**SET OF TASKS**.
1 - Which organizations does the Royal Mail article mention by name? List every one.
2 - Answer these about the Royal Mail article:
(a) About how many letters and parcels is the hack believed to have left stuck in limbo?
(b) Which two bodies did Royal Mail alert about the attack?
(c) From what date did Royal Mail restart exporting already processed parcels and standard export letters?
3 - According to the Royal Mail article, why were more services resumed from Thursday 26 January?
━━━━━ PROVIDED TEXT ━━━━━
Royal Mail has rolled out more international services - including tracked parcels - after the cyber attack by a Russian-linked ransomware gang hit postal exports.
Export parcels that have been processed will start to be shipped in "limited volumes" the postal service said, and it will also accept new letters for overseas. The company was hit by cyber attack, which caused “severe disruption” to its international export services. It was unable to dispatch items, including letters and parcels, overseas, however domestic mail was not affected.
The hack is believed to have already left more than half a million letters and parcels stuck in limbo. Royal Mail alerted the National Cyber Security Centre and the National Crime Agency who are investigating. The postal service has faced several crises recently, with a series of strikes in 2022 and CEO Simon Thompson coming under fire from MPs about his management of Royal Mail.
Can I send post through the Royal Mail?
Royal Mail restarted exporting parcels overseas, which had already been processed, as well as standard export letters from 19 January. And due to “progress and the growing capability of our alternative export solutions”, more services were resumed from Thursday 26 January.
━━━━━ ENTRIES PROVIDED ━━━━━
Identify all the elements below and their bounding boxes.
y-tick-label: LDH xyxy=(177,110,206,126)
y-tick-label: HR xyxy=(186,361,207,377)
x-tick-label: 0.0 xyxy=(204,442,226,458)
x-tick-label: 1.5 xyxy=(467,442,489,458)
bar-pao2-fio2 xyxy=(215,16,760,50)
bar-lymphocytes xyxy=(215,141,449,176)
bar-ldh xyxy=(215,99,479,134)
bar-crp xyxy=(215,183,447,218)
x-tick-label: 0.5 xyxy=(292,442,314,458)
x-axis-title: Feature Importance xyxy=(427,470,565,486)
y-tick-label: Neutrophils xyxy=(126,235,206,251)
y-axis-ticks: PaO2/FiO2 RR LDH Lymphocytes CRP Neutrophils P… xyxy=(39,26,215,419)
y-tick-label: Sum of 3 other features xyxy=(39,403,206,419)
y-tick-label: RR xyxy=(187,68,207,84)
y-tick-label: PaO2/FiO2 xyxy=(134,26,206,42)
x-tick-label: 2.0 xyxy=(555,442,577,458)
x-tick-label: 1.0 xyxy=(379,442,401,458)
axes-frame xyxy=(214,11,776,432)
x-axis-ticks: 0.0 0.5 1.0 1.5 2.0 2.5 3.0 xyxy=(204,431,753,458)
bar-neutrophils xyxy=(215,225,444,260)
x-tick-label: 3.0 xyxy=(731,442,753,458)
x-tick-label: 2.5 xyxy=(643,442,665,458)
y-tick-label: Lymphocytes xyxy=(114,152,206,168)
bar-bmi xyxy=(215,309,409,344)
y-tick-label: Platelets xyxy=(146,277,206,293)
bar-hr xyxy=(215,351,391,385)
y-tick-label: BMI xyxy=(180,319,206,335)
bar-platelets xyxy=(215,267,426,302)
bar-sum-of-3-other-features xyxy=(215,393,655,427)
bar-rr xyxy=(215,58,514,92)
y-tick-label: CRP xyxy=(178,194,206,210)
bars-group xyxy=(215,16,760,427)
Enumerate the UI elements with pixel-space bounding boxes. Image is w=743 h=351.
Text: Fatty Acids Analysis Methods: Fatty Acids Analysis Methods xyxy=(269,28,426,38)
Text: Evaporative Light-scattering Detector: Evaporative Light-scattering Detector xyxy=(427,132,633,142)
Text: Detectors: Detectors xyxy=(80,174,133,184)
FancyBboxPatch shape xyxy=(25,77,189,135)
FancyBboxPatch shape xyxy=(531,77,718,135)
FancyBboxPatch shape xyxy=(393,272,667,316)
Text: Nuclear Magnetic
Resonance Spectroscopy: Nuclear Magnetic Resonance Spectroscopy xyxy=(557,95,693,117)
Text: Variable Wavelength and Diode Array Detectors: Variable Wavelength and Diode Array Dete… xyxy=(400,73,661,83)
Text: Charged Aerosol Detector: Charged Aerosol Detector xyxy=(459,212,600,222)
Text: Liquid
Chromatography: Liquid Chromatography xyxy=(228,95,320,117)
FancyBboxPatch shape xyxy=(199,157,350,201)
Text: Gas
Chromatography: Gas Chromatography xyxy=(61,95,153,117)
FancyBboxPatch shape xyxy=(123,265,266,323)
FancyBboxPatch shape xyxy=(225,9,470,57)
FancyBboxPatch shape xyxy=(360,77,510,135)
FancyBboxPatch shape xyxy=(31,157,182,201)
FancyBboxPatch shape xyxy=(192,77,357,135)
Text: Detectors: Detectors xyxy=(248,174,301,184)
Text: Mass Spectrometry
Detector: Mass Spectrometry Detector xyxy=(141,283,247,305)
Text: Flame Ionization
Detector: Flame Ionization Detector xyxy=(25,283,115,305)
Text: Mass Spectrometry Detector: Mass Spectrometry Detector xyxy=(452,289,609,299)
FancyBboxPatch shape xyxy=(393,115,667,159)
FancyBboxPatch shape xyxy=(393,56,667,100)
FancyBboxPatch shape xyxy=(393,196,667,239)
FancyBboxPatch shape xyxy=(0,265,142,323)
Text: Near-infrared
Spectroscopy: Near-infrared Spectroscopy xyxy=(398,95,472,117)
━━━━━
**COMPLETE ANSWERS**.
1 - Royal Mail, the National Cyber Security Centre, and the National Crime Agency.

2 -
(a) More than half a million.
(b) The National Cyber Security Centre and the National Crime Agency.
(c) 19 January.

3 - More services were resumed because of "progress and the growing capability of our alternative export solutions." That progress let Royal Mail add services beyond the processed parcels and standard export letters it had restarted on 19 January.